Quote the entries that follow exactly, leaving none out.

**DATA SECTION**
◇ ◇ ◇ ◇

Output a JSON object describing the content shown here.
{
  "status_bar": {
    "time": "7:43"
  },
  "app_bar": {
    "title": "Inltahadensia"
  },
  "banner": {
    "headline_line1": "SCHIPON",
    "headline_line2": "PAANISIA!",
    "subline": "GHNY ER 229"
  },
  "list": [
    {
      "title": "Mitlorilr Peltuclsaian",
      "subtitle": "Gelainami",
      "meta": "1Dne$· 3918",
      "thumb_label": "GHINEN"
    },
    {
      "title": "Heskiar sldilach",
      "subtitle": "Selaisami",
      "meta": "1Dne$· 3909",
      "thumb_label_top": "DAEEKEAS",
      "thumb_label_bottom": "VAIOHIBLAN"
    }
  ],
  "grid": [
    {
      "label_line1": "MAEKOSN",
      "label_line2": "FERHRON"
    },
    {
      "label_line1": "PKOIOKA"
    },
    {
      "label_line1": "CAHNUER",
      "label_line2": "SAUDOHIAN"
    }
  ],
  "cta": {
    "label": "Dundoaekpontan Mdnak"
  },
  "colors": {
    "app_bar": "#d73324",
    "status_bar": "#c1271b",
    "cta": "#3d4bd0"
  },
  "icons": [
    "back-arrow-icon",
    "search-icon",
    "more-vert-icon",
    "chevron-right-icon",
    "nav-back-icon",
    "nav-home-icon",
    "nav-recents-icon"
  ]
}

◇ ◇ ◇ ◇

**WRITTEN SOLUTION**
Output a JSON object describing the content shown here.
{
  "status_bar": {
    "time": "7:43"
  },
  "app_bar": {
    "title": "Inltahadensia"
  },
  "banner": {
    "headline_line1": "SCHIPON",
    "headline_line2": "PAANISIA!",
    "subline": "GHNY ER 229"
  },
  "list": [
    {
      "title": "Mitlorilr Peltuclsaian",
      "subtitle": "Gelainami",
      "meta": "1Dne$· 3918",
      "thumb_label": "GHINEN"
    },
    {
      "title": "Heskiar sldilach",
      "subtitle": "Selaisami",
      "meta": "1Dne$· 3909",
      "thumb_label_top": "DAEEKEAS",
      "thumb_label_bottom": "VAIOHIBLAN"
    }
  ],
  "grid": [
    {
      "label_line1": "MAEKOSN",
      "label_line2": "FERHRON"
    },
    {
      "label_line1": "PKOIOKA"
    },
    {
      "label_line1": "CAHNUER",
      "label_line2": "SAUDOHIAN"
    }
  ],
  "cta": {
    "label": "Dundoaekpontan Mdnak"
  },
  "colors": {
    "app_bar": "#d73324",
    "status_bar": "#c1271b",
    "cta": "#3d4bd0"
  },
  "icons": [
    "back-arrow-icon",
    "search-icon",
    "more-vert-icon",
    "chevron-right-icon",
    "nav-back-icon",
    "nav-home-icon",
    "nav-recents-icon"
  ]
}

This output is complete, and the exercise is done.